Exercise task:
Exclude all pictures, then copy each of the records exactly as written.

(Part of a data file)
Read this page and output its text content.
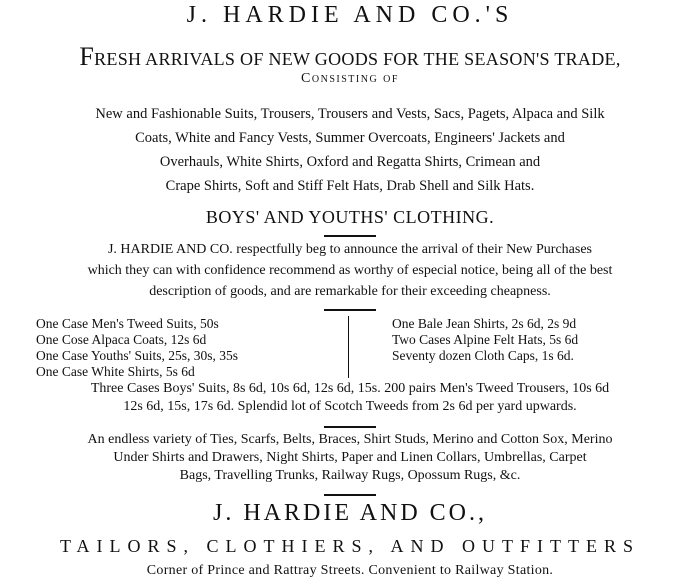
J. HARDIE AND CO.'S
FRESH ARRIVALS OF NEW GOODS FOR THE SEASON'S TRADE,
Consisting of
New and Fashionable Suits, Trousers, Trousers and Vests, Sacs, Pagets, Alpaca and Silk
Coats, White and Fancy Vests, Summer Overcoats, Engineers' Jackets and
Overhauls, White Shirts, Oxford and Regatta Shirts, Crimean and
Crape Shirts, Soft and Stiff Felt Hats, Drab Shell and Silk Hats.
BOYS' AND YOUTHS' CLOTHING.
J. HARDIE AND CO. respectfully beg to announce the arrival of their New Purchases
which they can with confidence recommend as worthy of especial notice, being all of the best
description of goods, and are remarkable for their exceeding cheapness.
One Case Men's Tweed Suits, 50s
One Cose Alpaca Coats, 12s 6d
One Case Youths' Suits, 25s, 30s, 35s
One Case White Shirts, 5s 6d
One Bale Jean Shirts, 2s 6d, 2s 9d
Two Cases Alpine Felt Hats, 5s 6d
Seventy dozen Cloth Caps, 1s 6d.
Three Cases Boys' Suits, 8s 6d, 10s 6d, 12s 6d, 15s. 200 pairs Men's Tweed Trousers, 10s 6d
12s 6d, 15s, 17s 6d. Splendid lot of Scotch Tweeds from 2s 6d per yard upwards.
An endless variety of Ties, Scarfs, Belts, Braces, Shirt Studs, Merino and Cotton Sox, Merino
Under Shirts and Drawers, Night Shirts, Paper and Linen Collars, Umbrellas, Carpet
Bags, Travelling Trunks, Railway Rugs, Opossum Rugs, &c.
J. HARDIE AND CO.,
TAILORS, CLOTHIERS, AND OUTFITTERS
Corner of Prince and Rattray Streets. Convenient to Railway Station.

Response for this exercise:
Read this page and output its text content.
J. HARDIE AND CO.'S
FRESH ARRIVALS OF NEW GOODS FOR THE SEASON'S TRADE,
Consisting of
New and Fashionable Suits, Trousers, Trousers and Vests, Sacs, Pagets, Alpaca and Silk
Coats, White and Fancy Vests, Summer Overcoats, Engineers' Jackets and
Overhauls, White Shirts, Oxford and Regatta Shirts, Crimean and
Crape Shirts, Soft and Stiff Felt Hats, Drab Shell and Silk Hats.
BOYS' AND YOUTHS' CLOTHING.
J. HARDIE AND CO. respectfully beg to announce the arrival of their New Purchases
which they can with confidence recommend as worthy of especial notice, being all of the best
description of goods, and are remarkable for their exceeding cheapness.
One Case Men's Tweed Suits, 50s
One Cose Alpaca Coats, 12s 6d
One Case Youths' Suits, 25s, 30s, 35s
One Case White Shirts, 5s 6d
One Bale Jean Shirts, 2s 6d, 2s 9d
Two Cases Alpine Felt Hats, 5s 6d
Seventy dozen Cloth Caps, 1s 6d.
Three Cases Boys' Suits, 8s 6d, 10s 6d, 12s 6d, 15s. 200 pairs Men's Tweed Trousers, 10s 6d
12s 6d, 15s, 17s 6d. Splendid lot of Scotch Tweeds from 2s 6d per yard upwards.
An endless variety of Ties, Scarfs, Belts, Braces, Shirt Studs, Merino and Cotton Sox, Merino
Under Shirts and Drawers, Night Shirts, Paper and Linen Collars, Umbrellas, Carpet
Bags, Travelling Trunks, Railway Rugs, Opossum Rugs, &c.
J. HARDIE AND CO.,
TAILORS, CLOTHIERS, AND OUTFITTERS
Corner of Prince and Rattray Streets. Convenient to Railway Station.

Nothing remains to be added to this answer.